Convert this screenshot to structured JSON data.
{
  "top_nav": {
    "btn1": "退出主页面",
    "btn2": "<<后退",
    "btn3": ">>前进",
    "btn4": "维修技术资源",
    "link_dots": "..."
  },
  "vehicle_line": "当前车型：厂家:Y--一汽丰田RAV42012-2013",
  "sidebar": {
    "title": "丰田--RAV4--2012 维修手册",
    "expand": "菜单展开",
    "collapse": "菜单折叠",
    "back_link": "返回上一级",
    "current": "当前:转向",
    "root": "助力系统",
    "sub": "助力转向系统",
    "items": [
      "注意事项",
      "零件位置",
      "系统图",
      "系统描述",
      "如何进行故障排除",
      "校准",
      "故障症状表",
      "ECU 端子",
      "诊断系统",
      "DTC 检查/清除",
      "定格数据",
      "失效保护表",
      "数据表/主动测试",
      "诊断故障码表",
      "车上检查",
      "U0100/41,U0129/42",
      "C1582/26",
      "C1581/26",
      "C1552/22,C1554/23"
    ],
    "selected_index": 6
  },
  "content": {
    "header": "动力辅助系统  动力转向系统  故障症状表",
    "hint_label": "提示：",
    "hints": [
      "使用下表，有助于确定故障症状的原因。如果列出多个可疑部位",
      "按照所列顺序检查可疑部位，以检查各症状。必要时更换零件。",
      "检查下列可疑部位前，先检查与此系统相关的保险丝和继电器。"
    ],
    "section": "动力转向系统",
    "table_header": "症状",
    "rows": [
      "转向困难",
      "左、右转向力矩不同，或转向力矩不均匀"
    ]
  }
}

────────────────────────────────────────

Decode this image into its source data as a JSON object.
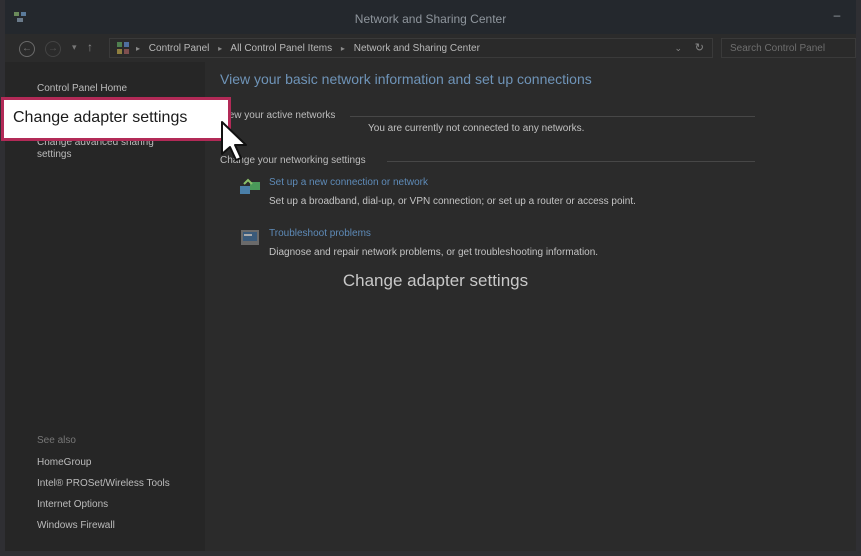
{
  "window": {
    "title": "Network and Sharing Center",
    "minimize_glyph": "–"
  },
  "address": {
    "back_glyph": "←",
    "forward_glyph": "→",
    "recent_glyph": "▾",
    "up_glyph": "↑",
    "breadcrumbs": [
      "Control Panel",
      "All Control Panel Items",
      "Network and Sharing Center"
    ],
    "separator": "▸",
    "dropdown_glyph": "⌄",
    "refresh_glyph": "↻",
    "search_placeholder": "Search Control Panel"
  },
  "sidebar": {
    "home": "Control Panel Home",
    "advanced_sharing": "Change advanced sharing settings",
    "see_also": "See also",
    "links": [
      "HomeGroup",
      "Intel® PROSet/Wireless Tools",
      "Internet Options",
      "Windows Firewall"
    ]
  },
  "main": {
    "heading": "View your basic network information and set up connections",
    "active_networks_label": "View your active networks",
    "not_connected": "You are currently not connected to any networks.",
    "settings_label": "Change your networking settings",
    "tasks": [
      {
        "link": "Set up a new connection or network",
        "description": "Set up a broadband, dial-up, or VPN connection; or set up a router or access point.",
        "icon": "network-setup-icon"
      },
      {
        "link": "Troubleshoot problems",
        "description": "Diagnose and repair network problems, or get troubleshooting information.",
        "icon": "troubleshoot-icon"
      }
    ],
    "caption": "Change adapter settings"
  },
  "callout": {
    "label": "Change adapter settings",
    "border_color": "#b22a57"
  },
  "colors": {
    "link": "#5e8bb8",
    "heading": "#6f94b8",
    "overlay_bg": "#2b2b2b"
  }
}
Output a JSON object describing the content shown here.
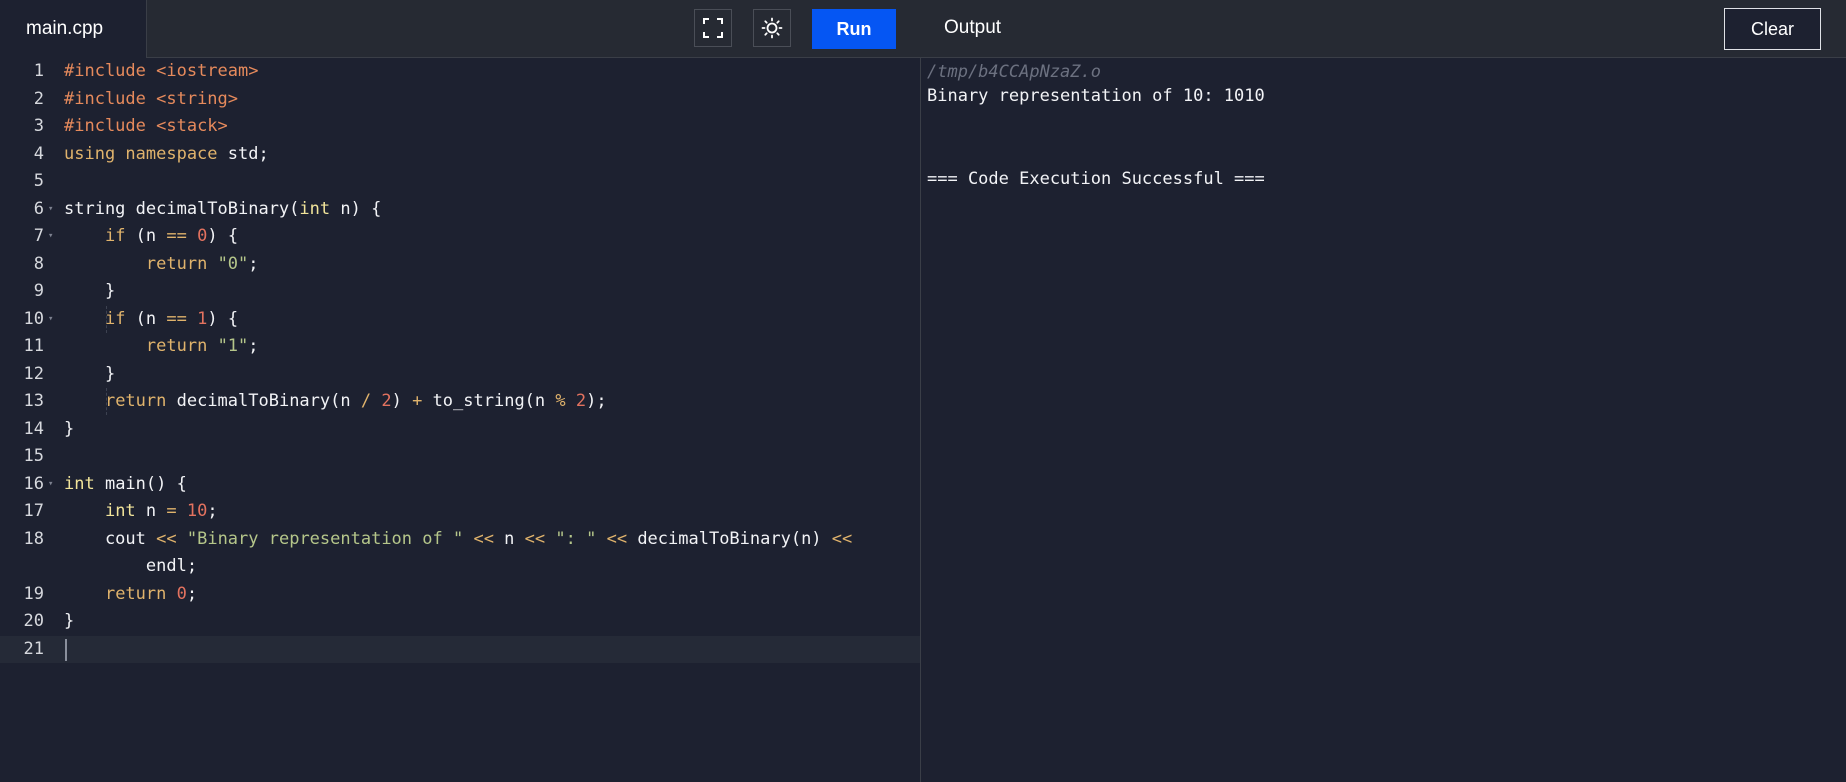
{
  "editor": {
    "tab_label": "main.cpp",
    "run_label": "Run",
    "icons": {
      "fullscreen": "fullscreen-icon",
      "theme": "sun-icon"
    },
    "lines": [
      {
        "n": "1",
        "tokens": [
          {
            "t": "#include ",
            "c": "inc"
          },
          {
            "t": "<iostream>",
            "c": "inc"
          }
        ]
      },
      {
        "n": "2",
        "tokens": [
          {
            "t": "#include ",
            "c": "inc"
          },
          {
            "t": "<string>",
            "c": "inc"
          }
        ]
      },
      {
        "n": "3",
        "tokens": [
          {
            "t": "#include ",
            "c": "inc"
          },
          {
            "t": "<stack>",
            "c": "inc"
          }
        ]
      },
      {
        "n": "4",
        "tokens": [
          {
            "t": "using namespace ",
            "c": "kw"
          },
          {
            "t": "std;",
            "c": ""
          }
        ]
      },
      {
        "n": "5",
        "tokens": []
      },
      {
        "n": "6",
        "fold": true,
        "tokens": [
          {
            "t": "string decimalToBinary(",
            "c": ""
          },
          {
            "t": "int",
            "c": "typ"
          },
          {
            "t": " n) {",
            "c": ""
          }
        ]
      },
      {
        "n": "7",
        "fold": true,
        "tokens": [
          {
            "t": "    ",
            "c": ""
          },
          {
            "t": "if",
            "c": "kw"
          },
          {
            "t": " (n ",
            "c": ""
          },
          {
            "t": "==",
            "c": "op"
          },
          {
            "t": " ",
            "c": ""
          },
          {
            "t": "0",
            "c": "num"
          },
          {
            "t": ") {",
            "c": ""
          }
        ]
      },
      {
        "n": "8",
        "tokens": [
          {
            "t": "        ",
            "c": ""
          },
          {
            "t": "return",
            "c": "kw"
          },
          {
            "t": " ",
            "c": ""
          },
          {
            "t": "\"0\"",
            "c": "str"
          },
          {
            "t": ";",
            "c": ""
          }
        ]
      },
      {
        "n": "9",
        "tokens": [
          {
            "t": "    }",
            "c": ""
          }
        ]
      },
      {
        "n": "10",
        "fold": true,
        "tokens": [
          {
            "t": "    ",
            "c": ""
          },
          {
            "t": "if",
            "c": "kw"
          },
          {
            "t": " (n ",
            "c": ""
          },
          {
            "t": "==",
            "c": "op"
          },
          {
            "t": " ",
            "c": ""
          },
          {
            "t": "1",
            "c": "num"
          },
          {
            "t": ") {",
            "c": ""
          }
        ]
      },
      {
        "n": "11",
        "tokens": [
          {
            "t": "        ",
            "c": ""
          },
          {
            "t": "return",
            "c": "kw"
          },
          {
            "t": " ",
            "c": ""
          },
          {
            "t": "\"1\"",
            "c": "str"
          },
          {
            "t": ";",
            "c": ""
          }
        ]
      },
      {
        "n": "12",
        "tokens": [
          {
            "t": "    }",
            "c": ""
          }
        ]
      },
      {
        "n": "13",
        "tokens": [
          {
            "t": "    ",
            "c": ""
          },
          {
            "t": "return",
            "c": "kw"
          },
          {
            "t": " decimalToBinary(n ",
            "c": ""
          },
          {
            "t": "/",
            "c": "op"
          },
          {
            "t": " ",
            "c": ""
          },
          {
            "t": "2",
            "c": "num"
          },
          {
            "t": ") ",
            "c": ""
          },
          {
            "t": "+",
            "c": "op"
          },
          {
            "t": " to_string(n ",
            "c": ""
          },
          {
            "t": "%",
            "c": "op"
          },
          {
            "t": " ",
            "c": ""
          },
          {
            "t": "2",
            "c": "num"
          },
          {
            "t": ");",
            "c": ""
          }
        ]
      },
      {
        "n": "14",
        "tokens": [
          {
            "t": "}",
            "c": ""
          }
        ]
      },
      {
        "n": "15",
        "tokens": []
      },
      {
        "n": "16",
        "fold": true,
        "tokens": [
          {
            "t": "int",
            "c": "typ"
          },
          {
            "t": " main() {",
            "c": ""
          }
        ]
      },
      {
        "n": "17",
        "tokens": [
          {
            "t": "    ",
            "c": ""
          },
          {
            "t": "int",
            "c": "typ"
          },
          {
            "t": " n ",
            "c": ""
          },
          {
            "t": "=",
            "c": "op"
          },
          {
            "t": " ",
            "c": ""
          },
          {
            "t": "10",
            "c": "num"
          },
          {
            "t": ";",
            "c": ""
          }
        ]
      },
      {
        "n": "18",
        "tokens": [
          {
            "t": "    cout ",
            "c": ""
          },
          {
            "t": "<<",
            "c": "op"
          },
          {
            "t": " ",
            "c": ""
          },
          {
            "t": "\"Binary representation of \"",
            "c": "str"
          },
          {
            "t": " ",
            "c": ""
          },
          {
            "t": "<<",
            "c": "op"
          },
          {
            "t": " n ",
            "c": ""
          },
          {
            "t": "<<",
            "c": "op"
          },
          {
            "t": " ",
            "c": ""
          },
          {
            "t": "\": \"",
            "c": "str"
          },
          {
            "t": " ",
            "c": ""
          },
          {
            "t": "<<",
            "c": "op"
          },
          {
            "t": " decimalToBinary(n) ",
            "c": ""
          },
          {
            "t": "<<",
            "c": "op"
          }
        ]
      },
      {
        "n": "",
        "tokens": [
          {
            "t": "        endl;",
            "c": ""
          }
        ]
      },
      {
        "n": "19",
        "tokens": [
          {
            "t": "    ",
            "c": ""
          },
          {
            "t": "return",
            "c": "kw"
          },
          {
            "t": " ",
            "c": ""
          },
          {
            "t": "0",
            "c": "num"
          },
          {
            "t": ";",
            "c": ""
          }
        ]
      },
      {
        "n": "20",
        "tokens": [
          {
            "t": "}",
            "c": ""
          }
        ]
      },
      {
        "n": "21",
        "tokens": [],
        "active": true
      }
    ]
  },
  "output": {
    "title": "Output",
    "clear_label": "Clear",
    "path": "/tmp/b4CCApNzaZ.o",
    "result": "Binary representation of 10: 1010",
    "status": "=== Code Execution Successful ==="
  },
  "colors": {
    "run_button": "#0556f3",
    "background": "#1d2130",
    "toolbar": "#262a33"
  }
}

────────────────────────────────────────

*WRITTEN TASK:* Report how many lines in the data contain the word "content", with no words besides the number.

*ANSWER:* 2